# DATA FOR THE TASK start

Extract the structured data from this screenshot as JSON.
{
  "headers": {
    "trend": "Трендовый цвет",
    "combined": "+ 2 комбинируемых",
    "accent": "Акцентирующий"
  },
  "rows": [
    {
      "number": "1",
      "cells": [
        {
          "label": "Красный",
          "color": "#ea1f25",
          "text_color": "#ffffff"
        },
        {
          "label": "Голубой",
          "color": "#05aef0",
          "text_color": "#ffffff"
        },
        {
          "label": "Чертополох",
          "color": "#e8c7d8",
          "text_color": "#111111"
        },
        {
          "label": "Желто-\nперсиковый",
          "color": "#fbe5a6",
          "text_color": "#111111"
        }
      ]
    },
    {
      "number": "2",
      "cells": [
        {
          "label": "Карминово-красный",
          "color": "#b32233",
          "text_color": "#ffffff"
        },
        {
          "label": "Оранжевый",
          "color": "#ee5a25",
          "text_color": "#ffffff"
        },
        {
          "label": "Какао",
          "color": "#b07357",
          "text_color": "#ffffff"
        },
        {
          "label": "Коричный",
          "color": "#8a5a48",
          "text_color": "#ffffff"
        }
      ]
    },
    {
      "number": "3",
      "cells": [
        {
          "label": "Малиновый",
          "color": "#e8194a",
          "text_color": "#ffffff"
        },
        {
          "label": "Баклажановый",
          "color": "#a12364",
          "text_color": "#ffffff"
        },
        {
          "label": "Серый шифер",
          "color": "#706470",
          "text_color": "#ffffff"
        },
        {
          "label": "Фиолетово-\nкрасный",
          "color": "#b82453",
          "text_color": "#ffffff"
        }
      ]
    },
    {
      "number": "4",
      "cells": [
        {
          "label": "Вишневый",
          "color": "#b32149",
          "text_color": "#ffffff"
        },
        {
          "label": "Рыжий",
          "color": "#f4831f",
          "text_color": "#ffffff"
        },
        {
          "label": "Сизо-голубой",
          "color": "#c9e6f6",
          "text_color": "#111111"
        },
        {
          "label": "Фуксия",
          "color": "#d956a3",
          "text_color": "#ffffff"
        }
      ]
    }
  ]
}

# DATA FOR THE TASK end

- GIVEN REQUEST
Reproduce the material above, every line of it, exactly.

- TASK RESULT
Extract the structured data from this screenshot as JSON.
{
  "headers": {
    "trend": "Трендовый цвет",
    "combined": "+ 2 комбинируемых",
    "accent": "Акцентирующий"
  },
  "rows": [
    {
      "number": "1",
      "cells": [
        {
          "label": "Красный",
          "color": "#ea1f25",
          "text_color": "#ffffff"
        },
        {
          "label": "Голубой",
          "color": "#05aef0",
          "text_color": "#ffffff"
        },
        {
          "label": "Чертополох",
          "color": "#e8c7d8",
          "text_color": "#111111"
        },
        {
          "label": "Желто-\nперсиковый",
          "color": "#fbe5a6",
          "text_color": "#111111"
        }
      ]
    },
    {
      "number": "2",
      "cells": [
        {
          "label": "Карминово-красный",
          "color": "#b32233",
          "text_color": "#ffffff"
        },
        {
          "label": "Оранжевый",
          "color": "#ee5a25",
          "text_color": "#ffffff"
        },
        {
          "label": "Какао",
          "color": "#b07357",
          "text_color": "#ffffff"
        },
        {
          "label": "Коричный",
          "color": "#8a5a48",
          "text_color": "#ffffff"
        }
      ]
    },
    {
      "number": "3",
      "cells": [
        {
          "label": "Малиновый",
          "color": "#e8194a",
          "text_color": "#ffffff"
        },
        {
          "label": "Баклажановый",
          "color": "#a12364",
          "text_color": "#ffffff"
        },
        {
          "label": "Серый шифер",
          "color": "#706470",
          "text_color": "#ffffff"
        },
        {
          "label": "Фиолетово-\nкрасный",
          "color": "#b82453",
          "text_color": "#ffffff"
        }
      ]
    },
    {
      "number": "4",
      "cells": [
        {
          "label": "Вишневый",
          "color": "#b32149",
          "text_color": "#ffffff"
        },
        {
          "label": "Рыжий",
          "color": "#f4831f",
          "text_color": "#ffffff"
        },
        {
          "label": "Сизо-голубой",
          "color": "#c9e6f6",
          "text_color": "#111111"
        },
        {
          "label": "Фуксия",
          "color": "#d956a3",
          "text_color": "#ffffff"
        }
      ]
    }
  ]
}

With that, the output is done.